What needs to be done
In the material below, find each line holding the string "醉能同其乐" and copy it.

Given records
══════════
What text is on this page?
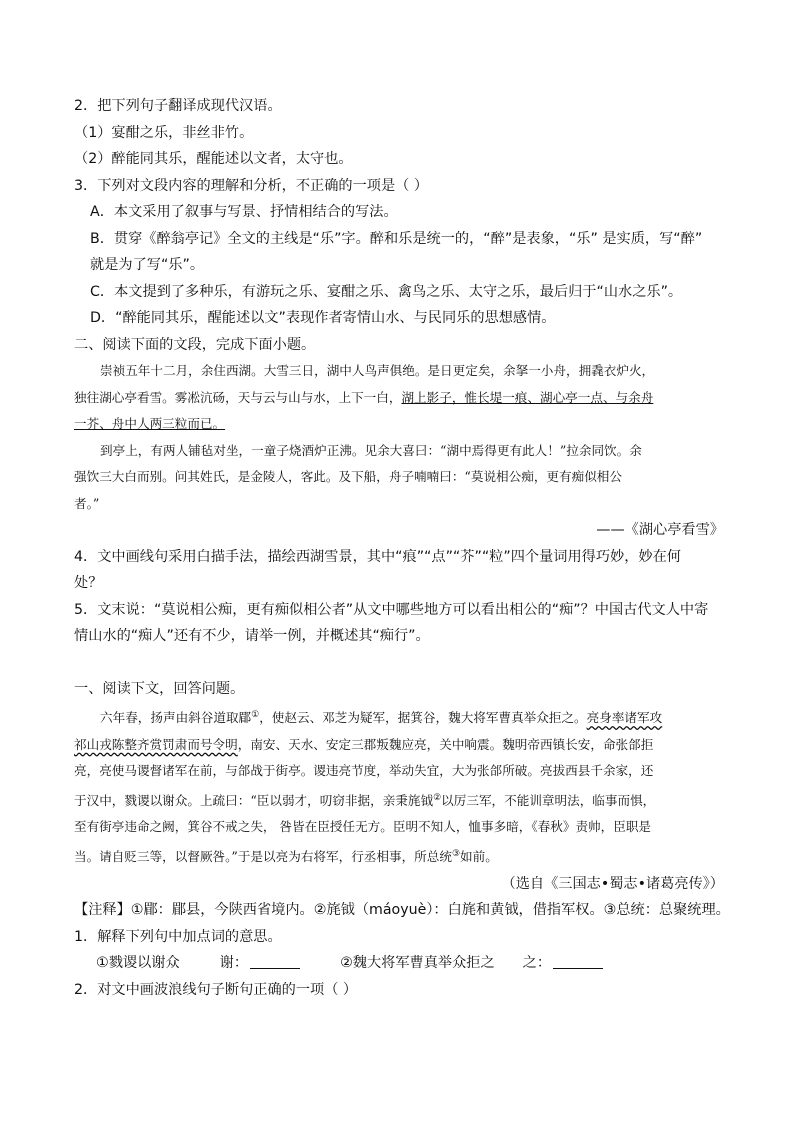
2．把下列句子翻译成现代汉语。
（1）宴酣之乐，非丝非竹。
（2）醉能同其乐，醒能述以文者，太守也。
3．下列对文段内容的理解和分析，不正确的一项是（ ）
A．本文采用了叙事与写景、抒情相结合的写法。
B．贯穿《醉翁亭记》全文的主线是“乐”字。醉和乐是统一的，“醉”是表象，“乐” 是实质，写“醉”
就是为了写“乐”。
C．本文提到了多种乐，有游玩之乐、宴酣之乐、禽鸟之乐、太守之乐，最后归于“山水之乐”。
D．“醉能同其乐，醒能述以文”表现作者寄情山水、与民同乐的思想感情。
二、阅读下面的文段，完成下面小题。
崇祯五年十二月，余住西湖。大雪三日，湖中人鸟声俱绝。是日更定矣，余拏一小舟，拥毳衣炉火，
独往湖心亭看雪。雾凇沆砀，天与云与山与水，上下一白，湖上影子，惟长堤一痕、湖心亭一点、与余舟
一芥、舟中人两三粒而已。
到亭上，有两人铺毡对坐，一童子烧酒炉正沸。见余大喜曰：“湖中焉得更有此人！”拉余同饮。余
强饮三大白而别。问其姓氏，是金陵人，客此。及下船，舟子喃喃曰：“莫说相公痴，更有痴似相公
者。”
——《湖心亭看雪》
4．文中画线句采用白描手法，描绘西湖雪景，其中“痕”“点”“芥”“粒”四个量词用得巧妙，妙在何
处？
5．文末说：“莫说相公痴，更有痴似相公者”从文中哪些地方可以看出相公的“痴”？中国古代文人中寄
情山水的“痴人”还有不少，请举一例，并概述其“痴行”。
一、阅读下文，回答问题。
六年春，扬声由斜谷道取郿①，使赵云、邓芝为疑军，据箕谷，魏大将军曹真举众拒之。亮身率诸军攻
祁山戎陈整齐赏罚肃而号令明，南安、天水、安定三郡叛魏应亮，关中响震。魏明帝西镇长安，命张郃拒
亮，亮使马谡督诸军在前，与郃战于街亭。谡违亮节度，举动失宜，大为张郃所破。亮拔西县千余家，还
于汉中，戮谡以谢众。上疏曰：“臣以弱才，叨窃非据，亲秉旄钺②以厉三军，不能训章明法，临事而惧，
至有街亭违命之阙，箕谷不戒之失， 咎皆在臣授任无方。臣明不知人，恤事多暗，《春秋》责帅，臣职是
当。请自贬三等，以督厥咎。”于是以亮为右将军，行丞相事，所总统③如前。
（选自《三国志•蜀志•诸葛亮传》）
【注释】①郿：郿县，今陕西省境内。②旄钺（máoyuè）：白旄和黄钺，借指军权。③总统：总聚统理。
1．解释下列句中加点词的意思。
①戮谡以谢众	谢：	②魏大将军曹真举众拒之 之：
2．对文中画波浪线句子断句正确的一项（ ）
══════════
Answer below
（2）醉能同其乐，醒能述以文者，太守也。
D．“醉能同其乐，醒能述以文”表现作者寄情山水、与民同乐的思想感情。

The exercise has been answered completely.